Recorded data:
== == ==
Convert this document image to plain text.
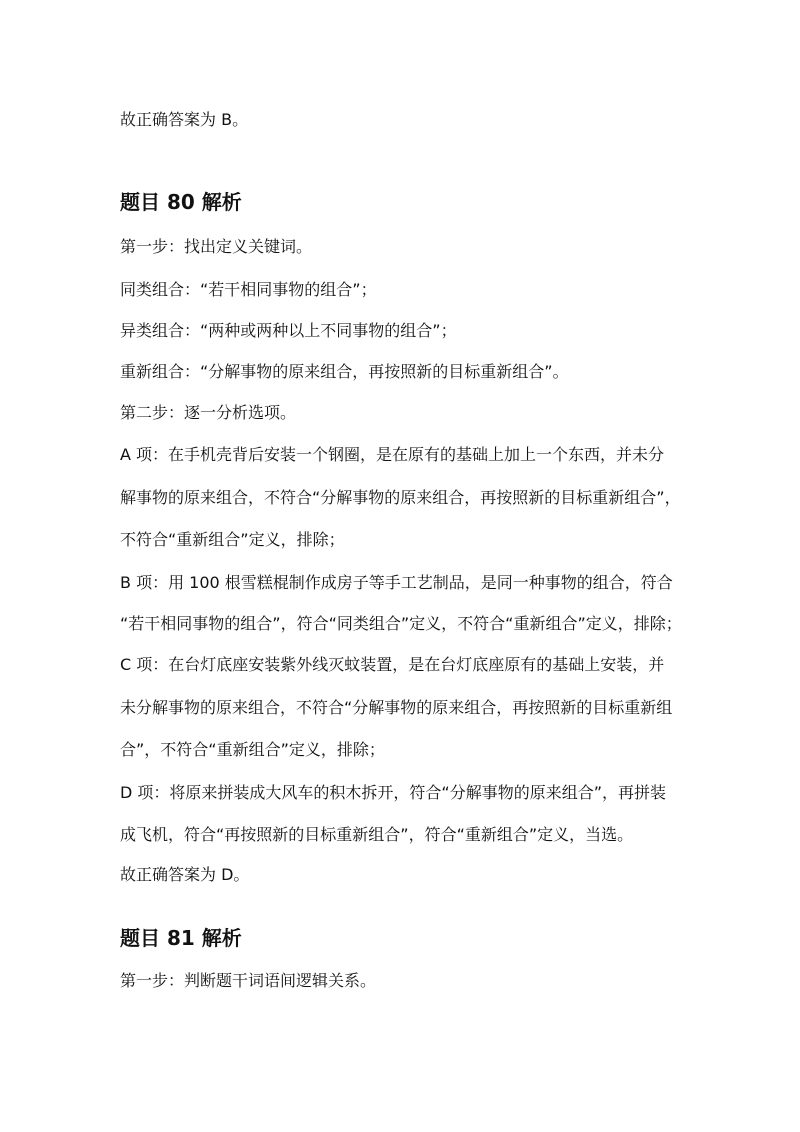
故正确答案为 B。
题目 80 解析
第一步：找出定义关键词。
同类组合：“若干相同事物的组合”；
异类组合：“两种或两种以上不同事物的组合”；
重新组合：“分解事物的原来组合，再按照新的目标重新组合”。
第二步：逐一分析选项。
A 项：在手机壳背后安装一个钢圈，是在原有的基础上加上一个东西，并未分
解事物的原来组合，不符合“分解事物的原来组合，再按照新的目标重新组合”，
不符合“重新组合”定义，排除；
B 项：用 100 根雪糕棍制作成房子等手工艺制品，是同一种事物的组合，符合
“若干相同事物的组合”，符合“同类组合”定义，不符合“重新组合”定义，排除；
C 项：在台灯底座安装紫外线灭蚊装置，是在台灯底座原有的基础上安装，并
未分解事物的原来组合，不符合“分解事物的原来组合，再按照新的目标重新组
合”，不符合“重新组合”定义，排除；
D 项：将原来拼装成大风车的积木拆开，符合“分解事物的原来组合”，再拼装
成飞机，符合“再按照新的目标重新组合”，符合“重新组合”定义，当选。
故正确答案为 D。
题目 81 解析
第一步：判断题干词语间逻辑关系。
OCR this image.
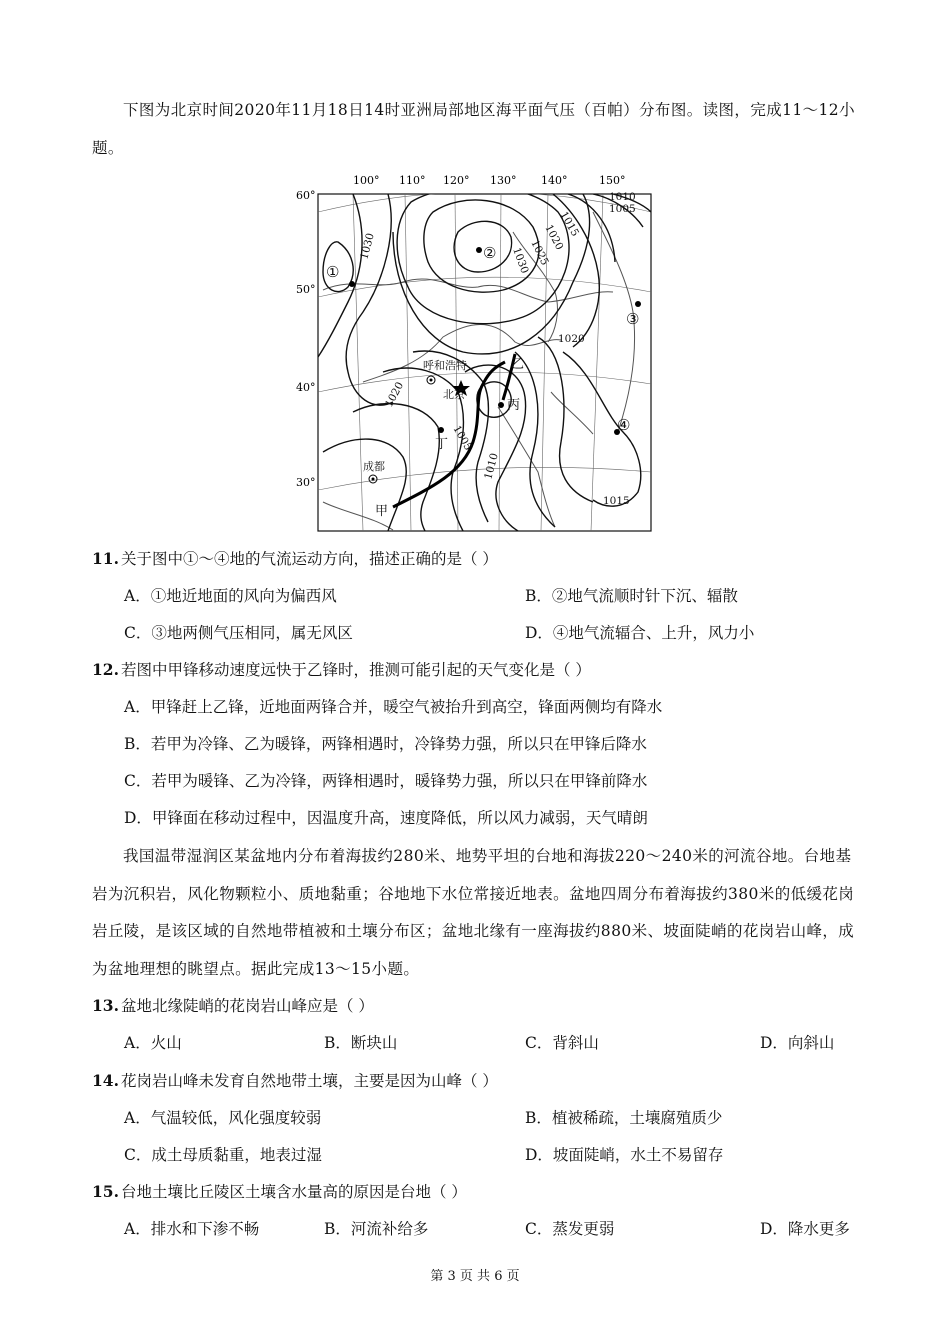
下图为北京时间2020年11月18日14时亚洲局部地区海平面气压（百帕）分布图。读图，完成11～12小题。

100° 110° 120° 130° 140°	150°
60°
50°
40°
30°
1010
1005
1015
1020
1025
1030
1030
1020
1020
1005
1010
1015
呼和浩特
北京
成都
乙
丙
丁
甲
①
②
③
④

11. 关于图中①～④地的气流运动方向，描述正确的是（ ）

A．①地近地面的风向为偏西风	B．②地气流顺时针下沉、辐散

C．③地两侧气压相同，属无风区	D．④地气流辐合、上升，风力小

12. 若图中甲锋移动速度远快于乙锋时，推测可能引起的天气变化是（ ）

A．甲锋赶上乙锋，近地面两锋合并，暖空气被抬升到高空，锋面两侧均有降水

B．若甲为冷锋、乙为暖锋，两锋相遇时，冷锋势力强，所以只在甲锋后降水

C．若甲为暖锋、乙为冷锋，两锋相遇时，暖锋势力强，所以只在甲锋前降水

D．甲锋面在移动过程中，因温度升高，速度降低，所以风力减弱，天气晴朗

我国温带湿润区某盆地内分布着海拔约280米、地势平坦的台地和海拔220～240米的河流谷地。台地基岩为沉积岩，风化物颗粒小、质地黏重；谷地地下水位常接近地表。盆地四周分布着海拔约380米的低缓花岗岩丘陵，是该区域的自然地带植被和土壤分布区；盆地北缘有一座海拔约880米、坡面陡峭的花岗岩山峰，成为盆地理想的眺望点。据此完成13～15小题。

13. 盆地北缘陡峭的花岗岩山峰应是（ ）

A．火山	B．断块山	C．背斜山	D．向斜山

14. 花岗岩山峰未发育自然地带土壤，主要是因为山峰（ ）

A．气温较低，风化强度较弱	B．植被稀疏，土壤腐殖质少

C．成土母质黏重，地表过湿	D．坡面陡峭，水土不易留存

15. 台地土壤比丘陵区土壤含水量高的原因是台地（ ）

A．排水和下渗不畅	B．河流补给多	C．蒸发更弱	D．降水更多

第 3 页 共 6 页
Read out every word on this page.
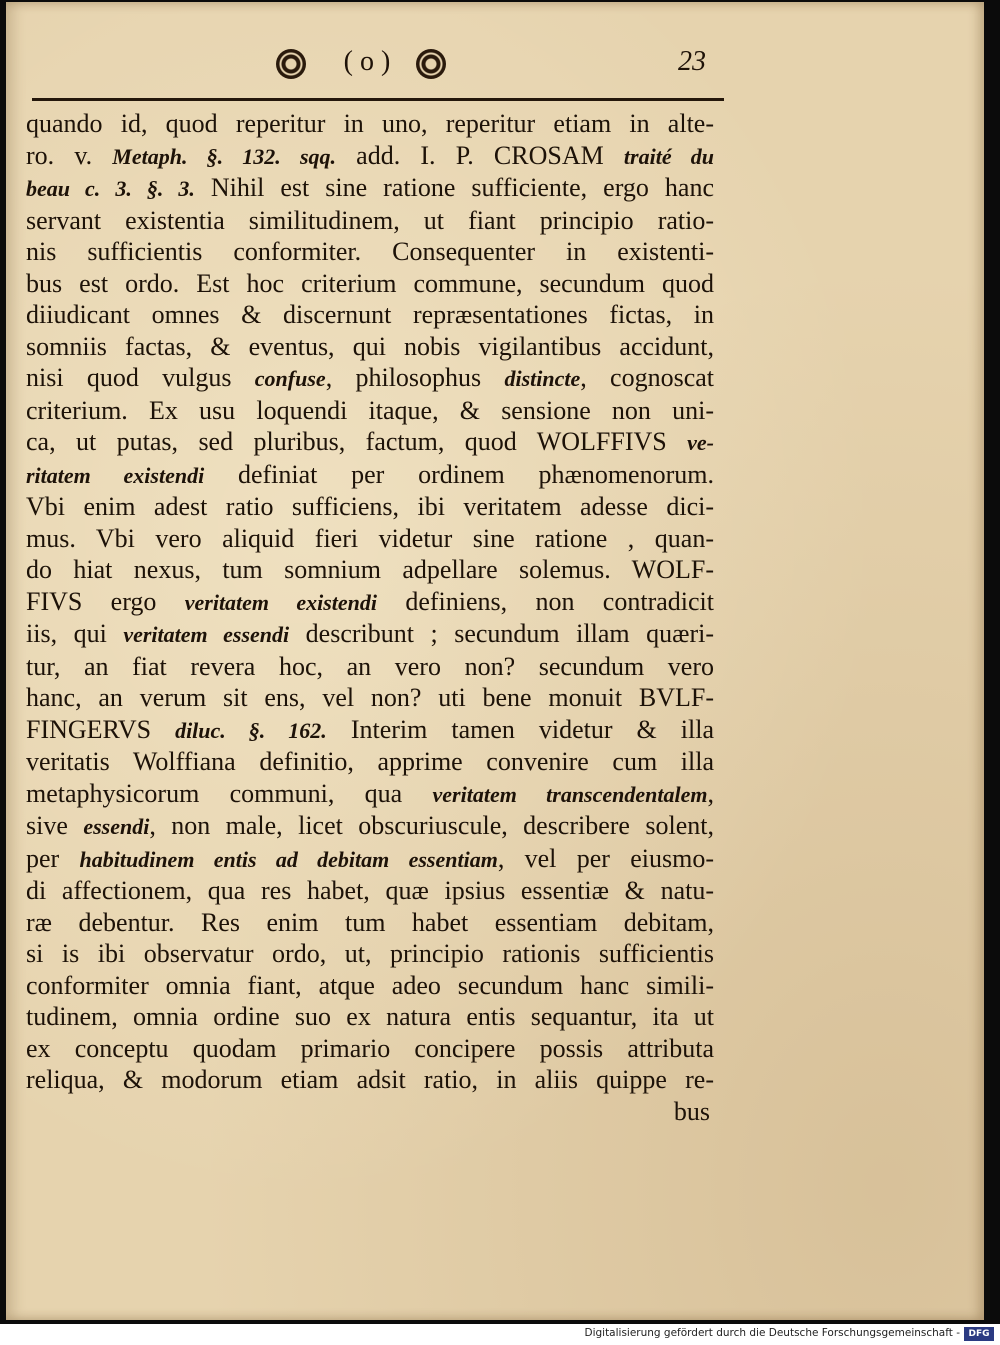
( o )	23
quando id, quod reperitur in uno, reperitur etiam in alte-
ro. v. Metaph. §. 132. sqq. add. I. P. CROSAM traité du
beau c. 3. §. 3. Nihil est sine ratione sufficiente, ergo hanc
servant existentia similitudinem, ut fiant principio ratio-
nis sufficientis conformiter. Consequenter in existenti-
bus est ordo. Est hoc criterium commune, secundum quod
diiudicant omnes & discernunt repræsentationes fictas, in
somniis factas, & eventus, qui nobis vigilantibus accidunt,
nisi quod vulgus confuse, philosophus distincte, cognoscat
criterium. Ex usu loquendi itaque, & sensione non uni-
ca, ut putas, sed pluribus, factum, quod WOLFFIVS ve-
ritatem existendi definiat per ordinem phænomenorum.
Vbi enim adest ratio sufficiens, ibi veritatem adesse dici-
mus. Vbi vero aliquid fieri videtur sine ratione , quan-
do hiat nexus, tum somnium adpellare solemus. WOLF-
FIVS ergo veritatem existendi definiens, non contradicit
iis, qui veritatem essendi describunt ; secundum illam quæri-
tur, an fiat revera hoc, an vero non? secundum vero
hanc, an verum sit ens, vel non? uti bene monuit BVLF-
FINGERVS diluc. §. 162. Interim tamen videtur & illa
veritatis Wolffiana definitio, apprime convenire cum illa
metaphysicorum communi, qua veritatem transcendentalem,
sive essendi, non male, licet obscuriuscule, describere solent,
per habitudinem entis ad debitam essentiam, vel per eiusmo-
di affectionem, qua res habet, quæ ipsius essentiæ & natu-
ræ debentur. Res enim tum habet essentiam debitam,
si is ibi observatur ordo, ut, principio rationis sufficientis
conformiter omnia fiant, atque adeo secundum hanc simili-
tudinem, omnia ordine suo ex natura entis sequantur, ita ut
ex conceptu quodam primario concipere possis attributa
reliqua, & modorum etiam adsit ratio, in aliis quippe re-
bus
Digitalisierung gefördert durch die Deutsche Forschungsgemeinschaft - DFG
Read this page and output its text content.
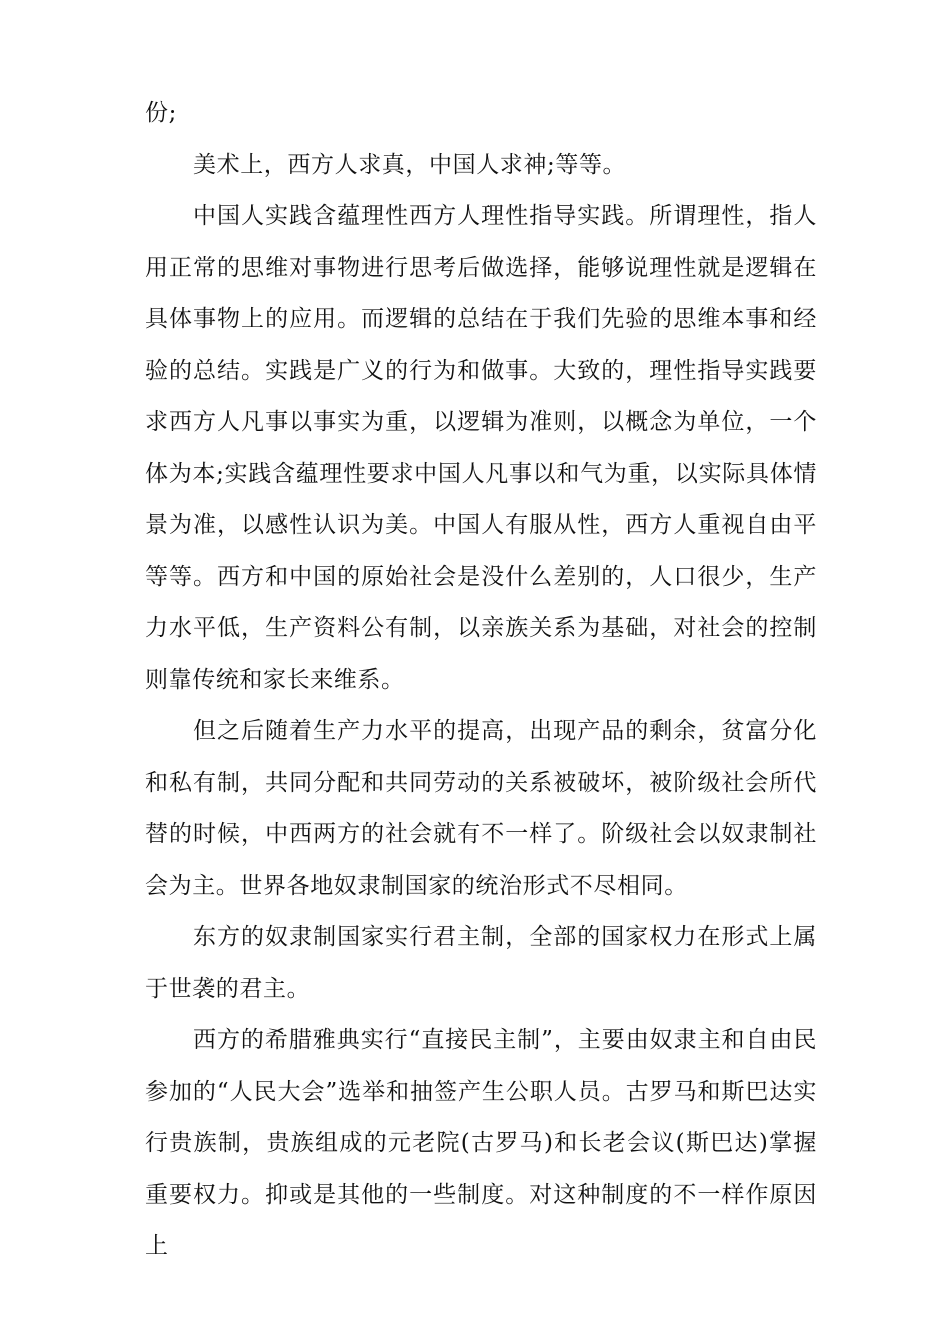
份;

美术上，西方人求真，中国人求神;等等。

中国人实践含蕴理性西方人理性指导实践。所谓理性，指人用正常的思维对事物进行思考后做选择，能够说理性就是逻辑在具体事物上的应用。而逻辑的总结在于我们先验的思维本事和经验的总结。实践是广义的行为和做事。大致的，理性指导实践要求西方人凡事以事实为重，以逻辑为准则，以概念为单位，一个体为本;实践含蕴理性要求中国人凡事以和气为重，以实际具体情景为准，以感性认识为美。中国人有服从性，西方人重视自由平等等。西方和中国的原始社会是没什么差别的，人口很少，生产力水平低，生产资料公有制，以亲族关系为基础，对社会的控制则靠传统和家长来维系。

但之后随着生产力水平的提高，出现产品的剩余，贫富分化和私有制，共同分配和共同劳动的关系被破坏，被阶级社会所代替的时候，中西两方的社会就有不一样了。阶级社会以奴隶制社会为主。世界各地奴隶制国家的统治形式不尽相同。

东方的奴隶制国家实行君主制，全部的国家权力在形式上属于世袭的君主。

西方的希腊雅典实行“直接民主制”，主要由奴隶主和自由民参加的“人民大会”选举和抽签产生公职人员。古罗马和斯巴达实行贵族制，贵族组成的元老院(古罗马)和长老会议(斯巴达)掌握重要权力。抑或是其他的一些制度。对这种制度的不一样作原因上
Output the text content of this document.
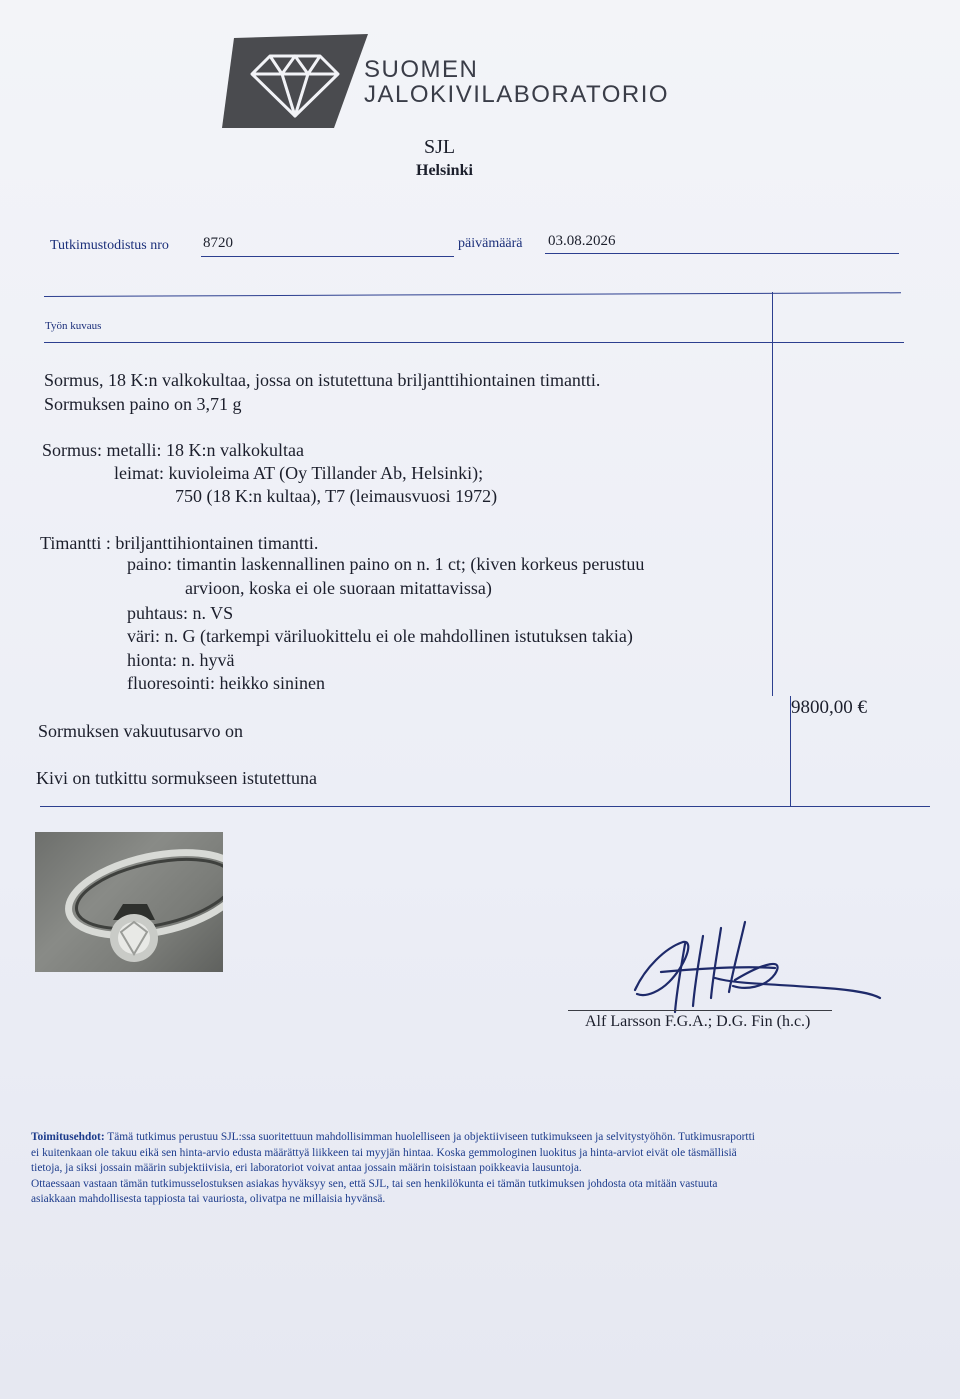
SUOMEN
JALOKIVILABORATORIO
SJL
Helsinki
Tutkimustodistus nro 8720	päivämäärä 03.08.2026
Työn kuvaus
Sormus, 18 K:n valkokultaa, jossa on istutettuna briljanttihiontainen timantti.
Sormuksen paino on 3,71 g
Sormus: metalli: 18 K:n valkokultaa
leimat: kuvioleima AT (Oy Tillander Ab, Helsinki);
750 (18 K:n kultaa), T7 (leimausvuosi 1972)
Timantti : briljanttihiontainen timantti.
paino: timantin laskennallinen paino on n. 1 ct; (kiven korkeus perustuu
arvioon, koska ei ole suoraan mitattavissa)
puhtaus: n. VS
väri: n. G (tarkempi väriluokittelu ei ole mahdollinen istutuksen takia)
hionta: n. hyvä
fluoresointi: heikko sininen
Sormuksen vakuutusarvo on
9800,00 €
Kivi on tutkittu sormukseen istutettuna
Alf Larsson F.G.A.; D.G. Fin (h.c.)
Toimitusehdot: Tämä tutkimus perustuu SJL:ssa suoritettuun mahdollisimman huolelliseen ja objektiiviseen tutkimukseen ja selvitystyöhön. Tutkimusraportti
ei kuitenkaan ole takuu eikä sen hinta-arvio edusta määrättyä liikkeen tai myyjän hintaa. Koska gemmologinen luokitus ja hinta-arviot eivät ole täsmällisiä
tietoja, ja siksi jossain määrin subjektiivisia, eri laboratoriot voivat antaa jossain määrin toisistaan poikkeavia lausuntoja.
Ottaessaan vastaan tämän tutkimusselostuksen asiakas hyväksyy sen, että SJL, tai sen henkilökunta ei tämän tutkimuksen johdosta ota mitään vastuuta
asiakkaan mahdollisesta tappiosta tai vauriosta, olivatpa ne millaisia hyvänsä.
== == ==
### EXERCISE GOAL
All lines of the data above that include the word "ergo" must be shown.

### COMPLETE RESPONSE
beau c. 3. §. 3. Nihil est sine ratione sufficiente, ergo hanc
FIVS ergo veritatem existendi definiens, non contradicit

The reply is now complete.